Set all the material down again unchanged, without the pictures.

****************************************

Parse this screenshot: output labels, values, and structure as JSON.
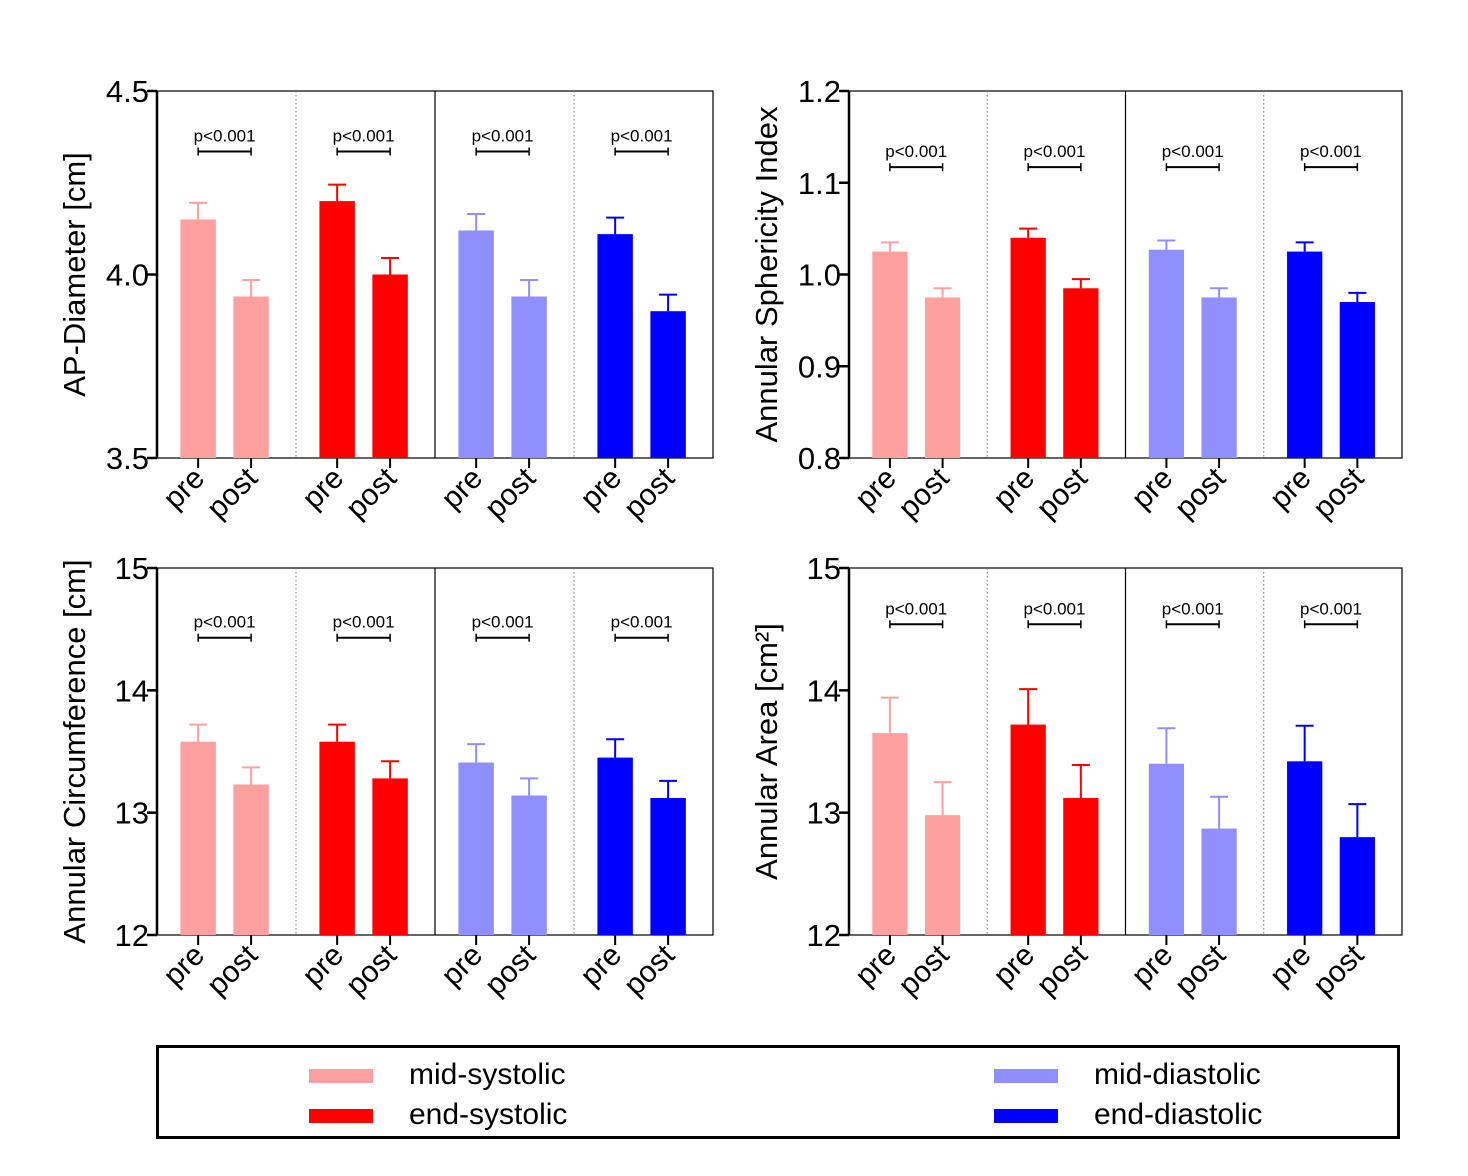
{
  "colors": {
    "mid-systolic": "#ffa0a0",
    "end-systolic": "#ff0000",
    "mid-diastolic": "#8f8fff",
    "end-diastolic": "#0000ff"
  },
  "legend": [
    {
      "label": "mid-systolic",
      "color": "#ffa0a0"
    },
    {
      "label": "end-systolic",
      "color": "#ff0000"
    },
    {
      "label": "mid-diastolic",
      "color": "#8f8fff"
    },
    {
      "label": "end-diastolic",
      "color": "#0000ff"
    }
  ],
  "chart_data": [
    {
      "type": "bar",
      "ylabel": "AP-Diameter [cm]",
      "ylim": [
        3.5,
        4.5
      ],
      "yticks": [
        "3.5",
        "4.0",
        "4.5"
      ],
      "categories": [
        "pre",
        "post"
      ],
      "groups": [
        "mid-systolic",
        "end-systolic",
        "mid-diastolic",
        "end-diastolic"
      ],
      "series": [
        {
          "name": "mid-systolic",
          "values": [
            4.15,
            3.94
          ],
          "errors": [
            0.045,
            0.045
          ]
        },
        {
          "name": "end-systolic",
          "values": [
            4.2,
            4.0
          ],
          "errors": [
            0.045,
            0.045
          ]
        },
        {
          "name": "mid-diastolic",
          "values": [
            4.12,
            3.94
          ],
          "errors": [
            0.045,
            0.045
          ]
        },
        {
          "name": "end-diastolic",
          "values": [
            4.11,
            3.9
          ],
          "errors": [
            0.045,
            0.045
          ]
        }
      ],
      "annotations": [
        "p<0.001",
        "p<0.001",
        "p<0.001",
        "p<0.001"
      ],
      "sig_y": 4.335
    },
    {
      "type": "bar",
      "ylabel": "Annular Sphericity Index",
      "ylim": [
        0.8,
        1.2
      ],
      "yticks": [
        "0.8",
        "0.9",
        "1.0",
        "1.1",
        "1.2"
      ],
      "categories": [
        "pre",
        "post"
      ],
      "groups": [
        "mid-systolic",
        "end-systolic",
        "mid-diastolic",
        "end-diastolic"
      ],
      "series": [
        {
          "name": "mid-systolic",
          "values": [
            1.025,
            0.975
          ],
          "errors": [
            0.01,
            0.01
          ]
        },
        {
          "name": "end-systolic",
          "values": [
            1.04,
            0.985
          ],
          "errors": [
            0.01,
            0.01
          ]
        },
        {
          "name": "mid-diastolic",
          "values": [
            1.027,
            0.975
          ],
          "errors": [
            0.01,
            0.01
          ]
        },
        {
          "name": "end-diastolic",
          "values": [
            1.025,
            0.97
          ],
          "errors": [
            0.01,
            0.01
          ]
        }
      ],
      "annotations": [
        "p<0.001",
        "p<0.001",
        "p<0.001",
        "p<0.001"
      ],
      "sig_y": 1.117
    },
    {
      "type": "bar",
      "ylabel": "Annular Circumference [cm]",
      "ylim": [
        12,
        15
      ],
      "yticks": [
        "12",
        "13",
        "14",
        "15"
      ],
      "categories": [
        "pre",
        "post"
      ],
      "groups": [
        "mid-systolic",
        "end-systolic",
        "mid-diastolic",
        "end-diastolic"
      ],
      "series": [
        {
          "name": "mid-systolic",
          "values": [
            13.58,
            13.23
          ],
          "errors": [
            0.14,
            0.14
          ]
        },
        {
          "name": "end-systolic",
          "values": [
            13.58,
            13.28
          ],
          "errors": [
            0.14,
            0.14
          ]
        },
        {
          "name": "mid-diastolic",
          "values": [
            13.41,
            13.14
          ],
          "errors": [
            0.15,
            0.14
          ]
        },
        {
          "name": "end-diastolic",
          "values": [
            13.45,
            13.12
          ],
          "errors": [
            0.15,
            0.14
          ]
        }
      ],
      "annotations": [
        "p<0.001",
        "p<0.001",
        "p<0.001",
        "p<0.001"
      ],
      "sig_y": 14.43
    },
    {
      "type": "bar",
      "ylabel": "Annular Area [cm²]",
      "ylim": [
        12,
        15
      ],
      "yticks": [
        "12",
        "13",
        "14",
        "15"
      ],
      "categories": [
        "pre",
        "post"
      ],
      "groups": [
        "mid-systolic",
        "end-systolic",
        "mid-diastolic",
        "end-diastolic"
      ],
      "series": [
        {
          "name": "mid-systolic",
          "values": [
            13.65,
            12.98
          ],
          "errors": [
            0.29,
            0.27
          ]
        },
        {
          "name": "end-systolic",
          "values": [
            13.72,
            13.12
          ],
          "errors": [
            0.29,
            0.27
          ]
        },
        {
          "name": "mid-diastolic",
          "values": [
            13.4,
            12.87
          ],
          "errors": [
            0.29,
            0.26
          ]
        },
        {
          "name": "end-diastolic",
          "values": [
            13.42,
            12.8
          ],
          "errors": [
            0.29,
            0.27
          ]
        }
      ],
      "annotations": [
        "p<0.001",
        "p<0.001",
        "p<0.001",
        "p<0.001"
      ],
      "sig_y": 14.54
    }
  ]
}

****************************************

• [WORKED ANSWER]:
Parse this screenshot: output labels, values, and structure as JSON.
{
  "colors": {
    "mid-systolic": "#ffa0a0",
    "end-systolic": "#ff0000",
    "mid-diastolic": "#8f8fff",
    "end-diastolic": "#0000ff"
  },
  "legend": [
    {
      "label": "mid-systolic",
      "color": "#ffa0a0"
    },
    {
      "label": "end-systolic",
      "color": "#ff0000"
    },
    {
      "label": "mid-diastolic",
      "color": "#8f8fff"
    },
    {
      "label": "end-diastolic",
      "color": "#0000ff"
    }
  ],
  "chart_data": [
    {
      "type": "bar",
      "ylabel": "AP-Diameter [cm]",
      "ylim": [
        3.5,
        4.5
      ],
      "yticks": [
        "3.5",
        "4.0",
        "4.5"
      ],
      "categories": [
        "pre",
        "post"
      ],
      "groups": [
        "mid-systolic",
        "end-systolic",
        "mid-diastolic",
        "end-diastolic"
      ],
      "series": [
        {
          "name": "mid-systolic",
          "values": [
            4.15,
            3.94
          ],
          "errors": [
            0.045,
            0.045
          ]
        },
        {
          "name": "end-systolic",
          "values": [
            4.2,
            4.0
          ],
          "errors": [
            0.045,
            0.045
          ]
        },
        {
          "name": "mid-diastolic",
          "values": [
            4.12,
            3.94
          ],
          "errors": [
            0.045,
            0.045
          ]
        },
        {
          "name": "end-diastolic",
          "values": [
            4.11,
            3.9
          ],
          "errors": [
            0.045,
            0.045
          ]
        }
      ],
      "annotations": [
        "p<0.001",
        "p<0.001",
        "p<0.001",
        "p<0.001"
      ],
      "sig_y": 4.335
    },
    {
      "type": "bar",
      "ylabel": "Annular Sphericity Index",
      "ylim": [
        0.8,
        1.2
      ],
      "yticks": [
        "0.8",
        "0.9",
        "1.0",
        "1.1",
        "1.2"
      ],
      "categories": [
        "pre",
        "post"
      ],
      "groups": [
        "mid-systolic",
        "end-systolic",
        "mid-diastolic",
        "end-diastolic"
      ],
      "series": [
        {
          "name": "mid-systolic",
          "values": [
            1.025,
            0.975
          ],
          "errors": [
            0.01,
            0.01
          ]
        },
        {
          "name": "end-systolic",
          "values": [
            1.04,
            0.985
          ],
          "errors": [
            0.01,
            0.01
          ]
        },
        {
          "name": "mid-diastolic",
          "values": [
            1.027,
            0.975
          ],
          "errors": [
            0.01,
            0.01
          ]
        },
        {
          "name": "end-diastolic",
          "values": [
            1.025,
            0.97
          ],
          "errors": [
            0.01,
            0.01
          ]
        }
      ],
      "annotations": [
        "p<0.001",
        "p<0.001",
        "p<0.001",
        "p<0.001"
      ],
      "sig_y": 1.117
    },
    {
      "type": "bar",
      "ylabel": "Annular Circumference [cm]",
      "ylim": [
        12,
        15
      ],
      "yticks": [
        "12",
        "13",
        "14",
        "15"
      ],
      "categories": [
        "pre",
        "post"
      ],
      "groups": [
        "mid-systolic",
        "end-systolic",
        "mid-diastolic",
        "end-diastolic"
      ],
      "series": [
        {
          "name": "mid-systolic",
          "values": [
            13.58,
            13.23
          ],
          "errors": [
            0.14,
            0.14
          ]
        },
        {
          "name": "end-systolic",
          "values": [
            13.58,
            13.28
          ],
          "errors": [
            0.14,
            0.14
          ]
        },
        {
          "name": "mid-diastolic",
          "values": [
            13.41,
            13.14
          ],
          "errors": [
            0.15,
            0.14
          ]
        },
        {
          "name": "end-diastolic",
          "values": [
            13.45,
            13.12
          ],
          "errors": [
            0.15,
            0.14
          ]
        }
      ],
      "annotations": [
        "p<0.001",
        "p<0.001",
        "p<0.001",
        "p<0.001"
      ],
      "sig_y": 14.43
    },
    {
      "type": "bar",
      "ylabel": "Annular Area [cm²]",
      "ylim": [
        12,
        15
      ],
      "yticks": [
        "12",
        "13",
        "14",
        "15"
      ],
      "categories": [
        "pre",
        "post"
      ],
      "groups": [
        "mid-systolic",
        "end-systolic",
        "mid-diastolic",
        "end-diastolic"
      ],
      "series": [
        {
          "name": "mid-systolic",
          "values": [
            13.65,
            12.98
          ],
          "errors": [
            0.29,
            0.27
          ]
        },
        {
          "name": "end-systolic",
          "values": [
            13.72,
            13.12
          ],
          "errors": [
            0.29,
            0.27
          ]
        },
        {
          "name": "mid-diastolic",
          "values": [
            13.4,
            12.87
          ],
          "errors": [
            0.29,
            0.26
          ]
        },
        {
          "name": "end-diastolic",
          "values": [
            13.42,
            12.8
          ],
          "errors": [
            0.29,
            0.27
          ]
        }
      ],
      "annotations": [
        "p<0.001",
        "p<0.001",
        "p<0.001",
        "p<0.001"
      ],
      "sig_y": 14.54
    }
  ]
}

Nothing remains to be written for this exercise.